— SHORT TASK —
All lines in which the word "problema" occurs are to be extracted.
________________
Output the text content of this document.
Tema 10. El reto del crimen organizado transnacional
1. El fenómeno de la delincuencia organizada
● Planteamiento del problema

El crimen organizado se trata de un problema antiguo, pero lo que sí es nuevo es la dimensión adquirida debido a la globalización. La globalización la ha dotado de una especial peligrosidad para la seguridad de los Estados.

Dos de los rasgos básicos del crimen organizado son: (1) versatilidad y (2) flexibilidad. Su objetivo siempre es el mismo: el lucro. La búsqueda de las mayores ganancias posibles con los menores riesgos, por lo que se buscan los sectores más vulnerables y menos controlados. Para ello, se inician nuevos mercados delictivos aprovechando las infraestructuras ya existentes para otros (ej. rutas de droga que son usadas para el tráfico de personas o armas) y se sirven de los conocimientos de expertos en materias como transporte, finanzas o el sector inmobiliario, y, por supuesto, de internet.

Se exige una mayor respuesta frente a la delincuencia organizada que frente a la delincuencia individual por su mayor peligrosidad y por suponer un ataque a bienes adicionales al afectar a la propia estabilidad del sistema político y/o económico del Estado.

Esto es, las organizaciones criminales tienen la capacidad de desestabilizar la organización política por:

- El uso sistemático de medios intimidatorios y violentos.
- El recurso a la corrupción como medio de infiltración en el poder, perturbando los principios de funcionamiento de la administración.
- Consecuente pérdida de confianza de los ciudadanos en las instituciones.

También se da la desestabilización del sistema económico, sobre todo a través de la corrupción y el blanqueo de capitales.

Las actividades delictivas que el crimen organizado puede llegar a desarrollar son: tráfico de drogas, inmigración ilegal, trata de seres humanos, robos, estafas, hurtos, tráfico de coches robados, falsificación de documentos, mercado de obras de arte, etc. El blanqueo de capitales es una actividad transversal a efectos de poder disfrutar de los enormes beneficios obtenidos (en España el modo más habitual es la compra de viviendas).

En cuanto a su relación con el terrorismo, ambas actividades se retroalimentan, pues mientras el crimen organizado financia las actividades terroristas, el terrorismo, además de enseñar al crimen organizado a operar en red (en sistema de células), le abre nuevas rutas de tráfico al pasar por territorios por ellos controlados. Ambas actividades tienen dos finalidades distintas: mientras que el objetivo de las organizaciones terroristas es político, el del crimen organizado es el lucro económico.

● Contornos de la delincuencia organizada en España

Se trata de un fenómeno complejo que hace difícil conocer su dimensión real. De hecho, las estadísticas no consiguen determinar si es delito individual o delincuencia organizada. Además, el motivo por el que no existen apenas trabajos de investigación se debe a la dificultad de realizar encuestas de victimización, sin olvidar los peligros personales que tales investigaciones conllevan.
________________
— CORRECT RESPONSE —
● Planteamiento del problema
El crimen organizado se trata de un problema antiguo, pero lo que sí es nuevo es la dimensión adquirida debido a la globalización. La globalización la ha dotado de una especial peligrosidad para la seguridad de los Estados.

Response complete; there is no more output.